## start
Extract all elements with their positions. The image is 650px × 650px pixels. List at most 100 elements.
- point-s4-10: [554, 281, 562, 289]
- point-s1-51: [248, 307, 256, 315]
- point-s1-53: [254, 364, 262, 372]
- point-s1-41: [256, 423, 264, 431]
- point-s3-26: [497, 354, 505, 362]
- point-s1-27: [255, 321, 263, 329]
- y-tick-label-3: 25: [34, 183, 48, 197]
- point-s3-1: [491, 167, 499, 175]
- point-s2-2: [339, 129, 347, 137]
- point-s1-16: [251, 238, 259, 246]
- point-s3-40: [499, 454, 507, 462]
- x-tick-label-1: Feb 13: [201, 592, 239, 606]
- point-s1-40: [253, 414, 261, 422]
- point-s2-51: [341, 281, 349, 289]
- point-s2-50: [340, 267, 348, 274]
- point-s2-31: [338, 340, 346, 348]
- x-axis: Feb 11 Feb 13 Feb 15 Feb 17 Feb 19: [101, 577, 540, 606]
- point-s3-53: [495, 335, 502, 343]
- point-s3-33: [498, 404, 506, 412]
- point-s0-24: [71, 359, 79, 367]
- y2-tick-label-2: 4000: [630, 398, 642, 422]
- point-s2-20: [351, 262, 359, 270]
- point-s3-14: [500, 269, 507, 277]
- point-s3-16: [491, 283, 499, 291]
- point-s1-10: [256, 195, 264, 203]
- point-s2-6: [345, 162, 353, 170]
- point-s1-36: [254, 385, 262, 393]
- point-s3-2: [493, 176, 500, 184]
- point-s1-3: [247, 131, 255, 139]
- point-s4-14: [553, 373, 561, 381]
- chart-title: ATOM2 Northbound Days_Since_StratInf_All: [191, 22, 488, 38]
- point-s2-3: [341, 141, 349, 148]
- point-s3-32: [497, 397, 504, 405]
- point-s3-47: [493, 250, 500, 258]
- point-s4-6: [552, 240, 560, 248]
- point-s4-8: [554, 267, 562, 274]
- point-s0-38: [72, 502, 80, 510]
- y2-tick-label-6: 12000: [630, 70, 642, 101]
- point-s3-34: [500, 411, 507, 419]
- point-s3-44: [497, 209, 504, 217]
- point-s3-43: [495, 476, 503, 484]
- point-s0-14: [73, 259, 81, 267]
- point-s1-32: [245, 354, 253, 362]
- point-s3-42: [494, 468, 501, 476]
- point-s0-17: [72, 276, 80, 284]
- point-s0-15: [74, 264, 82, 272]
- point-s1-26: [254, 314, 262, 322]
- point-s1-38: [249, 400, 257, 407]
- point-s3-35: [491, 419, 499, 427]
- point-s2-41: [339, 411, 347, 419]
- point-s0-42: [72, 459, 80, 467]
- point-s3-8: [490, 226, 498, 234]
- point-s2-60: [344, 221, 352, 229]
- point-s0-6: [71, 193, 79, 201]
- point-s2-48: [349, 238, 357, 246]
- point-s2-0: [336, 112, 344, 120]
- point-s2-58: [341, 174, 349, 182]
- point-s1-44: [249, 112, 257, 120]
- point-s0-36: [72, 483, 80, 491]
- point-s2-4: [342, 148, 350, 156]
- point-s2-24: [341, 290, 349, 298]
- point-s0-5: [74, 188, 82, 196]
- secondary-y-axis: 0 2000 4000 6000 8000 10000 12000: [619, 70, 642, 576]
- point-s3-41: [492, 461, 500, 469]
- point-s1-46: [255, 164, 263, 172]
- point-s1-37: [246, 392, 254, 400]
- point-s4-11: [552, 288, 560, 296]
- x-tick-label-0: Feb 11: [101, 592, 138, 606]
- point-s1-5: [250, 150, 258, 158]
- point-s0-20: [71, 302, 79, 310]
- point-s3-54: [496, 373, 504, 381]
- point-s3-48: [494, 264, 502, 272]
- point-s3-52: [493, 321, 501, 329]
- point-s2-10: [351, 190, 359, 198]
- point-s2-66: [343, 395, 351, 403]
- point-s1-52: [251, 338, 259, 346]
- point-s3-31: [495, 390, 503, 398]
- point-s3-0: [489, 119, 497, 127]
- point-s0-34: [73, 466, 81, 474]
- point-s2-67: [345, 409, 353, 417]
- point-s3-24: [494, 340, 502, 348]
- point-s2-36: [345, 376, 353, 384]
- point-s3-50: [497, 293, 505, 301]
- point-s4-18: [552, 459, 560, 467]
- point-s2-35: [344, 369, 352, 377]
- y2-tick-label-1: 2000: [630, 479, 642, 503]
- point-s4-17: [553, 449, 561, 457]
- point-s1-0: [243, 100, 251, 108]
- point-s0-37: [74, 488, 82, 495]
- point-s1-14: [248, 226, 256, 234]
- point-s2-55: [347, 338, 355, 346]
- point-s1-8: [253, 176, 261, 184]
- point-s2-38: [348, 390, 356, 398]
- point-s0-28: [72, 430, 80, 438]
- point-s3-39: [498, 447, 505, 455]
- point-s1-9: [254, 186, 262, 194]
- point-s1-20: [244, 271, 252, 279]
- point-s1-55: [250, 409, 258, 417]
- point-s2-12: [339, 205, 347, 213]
## end
__PROMPT__
Can you write out all the rows again, swapping "Northbound" for "Southbound" and leaving everything else the same?

__FINISHED ANSWER__
Extract all elements with their positions. The image is 650px × 650px pixels. List at most 100 elements.
- point-s4-10: [554, 281, 562, 289]
- point-s1-51: [248, 307, 256, 315]
- point-s1-53: [254, 364, 262, 372]
- point-s1-41: [256, 423, 264, 431]
- point-s3-26: [497, 354, 505, 362]
- point-s1-27: [255, 321, 263, 329]
- y-tick-label-3: 25: [34, 183, 48, 197]
- point-s3-1: [491, 167, 499, 175]
- point-s2-2: [339, 129, 347, 137]
- point-s1-16: [251, 238, 259, 246]
- point-s3-40: [499, 454, 507, 462]
- x-tick-label-1: Feb 13: [201, 592, 239, 606]
- point-s1-40: [253, 414, 261, 422]
- point-s2-51: [341, 281, 349, 289]
- point-s2-50: [340, 267, 348, 274]
- point-s2-31: [338, 340, 346, 348]
- x-axis: Feb 11 Feb 13 Feb 15 Feb 17 Feb 19: [101, 577, 540, 606]
- point-s3-53: [495, 335, 502, 343]
- point-s3-33: [498, 404, 506, 412]
- point-s0-24: [71, 359, 79, 367]
- y2-tick-label-2: 4000: [630, 398, 642, 422]
- point-s2-20: [351, 262, 359, 270]
- point-s3-14: [500, 269, 507, 277]
- point-s3-16: [491, 283, 499, 291]
- point-s1-10: [256, 195, 264, 203]
- point-s2-6: [345, 162, 353, 170]
- point-s1-36: [254, 385, 262, 393]
- point-s3-2: [493, 176, 500, 184]
- point-s1-3: [247, 131, 255, 139]
- point-s4-14: [553, 373, 561, 381]
- chart-title: ATOM2 Southbound Days_Since_StratInf_All: [191, 22, 488, 38]
- point-s2-3: [341, 141, 349, 148]
- point-s3-32: [497, 397, 504, 405]
- point-s3-47: [493, 250, 500, 258]
- point-s4-6: [552, 240, 560, 248]
- point-s4-8: [554, 267, 562, 274]
- point-s0-38: [72, 502, 80, 510]
- y2-tick-label-6: 12000: [630, 70, 642, 101]
- point-s3-34: [500, 411, 507, 419]
- point-s3-44: [497, 209, 504, 217]
- point-s3-43: [495, 476, 503, 484]
- point-s0-14: [73, 259, 81, 267]
- point-s1-32: [245, 354, 253, 362]
- point-s3-42: [494, 468, 501, 476]
- point-s0-17: [72, 276, 80, 284]
- point-s0-15: [74, 264, 82, 272]
- point-s1-26: [254, 314, 262, 322]
- point-s1-38: [249, 400, 257, 407]
- point-s3-35: [491, 419, 499, 427]
- point-s2-41: [339, 411, 347, 419]
- point-s0-42: [72, 459, 80, 467]
- point-s3-8: [490, 226, 498, 234]
- point-s2-60: [344, 221, 352, 229]
- point-s0-6: [71, 193, 79, 201]
- point-s2-48: [349, 238, 357, 246]
- point-s2-0: [336, 112, 344, 120]
- point-s2-58: [341, 174, 349, 182]
- point-s1-44: [249, 112, 257, 120]
- point-s0-36: [72, 483, 80, 491]
- point-s2-4: [342, 148, 350, 156]
- point-s2-24: [341, 290, 349, 298]
- point-s0-5: [74, 188, 82, 196]
- secondary-y-axis: 0 2000 4000 6000 8000 10000 12000: [619, 70, 642, 576]
- point-s3-41: [492, 461, 500, 469]
- point-s1-46: [255, 164, 263, 172]
- point-s1-37: [246, 392, 254, 400]
- point-s4-11: [552, 288, 560, 296]
- x-tick-label-0: Feb 11: [101, 592, 138, 606]
- point-s1-5: [250, 150, 258, 158]
- point-s0-20: [71, 302, 79, 310]
- point-s3-54: [496, 373, 504, 381]
- point-s3-48: [494, 264, 502, 272]
- point-s3-52: [493, 321, 501, 329]
- point-s2-10: [351, 190, 359, 198]
- point-s2-66: [343, 395, 351, 403]
- point-s1-52: [251, 338, 259, 346]
- point-s3-31: [495, 390, 503, 398]
- point-s3-0: [489, 119, 497, 127]
- point-s0-34: [73, 466, 81, 474]
- point-s2-67: [345, 409, 353, 417]
- point-s3-24: [494, 340, 502, 348]
- point-s2-36: [345, 376, 353, 384]
- point-s3-50: [497, 293, 505, 301]
- point-s4-18: [552, 459, 560, 467]
- point-s2-35: [344, 369, 352, 377]
- y2-tick-label-1: 2000: [630, 479, 642, 503]
- point-s4-17: [553, 449, 561, 457]
- point-s1-0: [243, 100, 251, 108]
- point-s0-37: [74, 488, 82, 495]
- point-s1-14: [248, 226, 256, 234]
- point-s2-55: [347, 338, 355, 346]
- point-s1-8: [253, 176, 261, 184]
- point-s2-38: [348, 390, 356, 398]
- point-s0-28: [72, 430, 80, 438]
- point-s3-39: [498, 447, 505, 455]
- point-s1-9: [254, 186, 262, 194]
- point-s1-20: [244, 271, 252, 279]
- point-s1-55: [250, 409, 258, 417]
- point-s2-12: [339, 205, 347, 213]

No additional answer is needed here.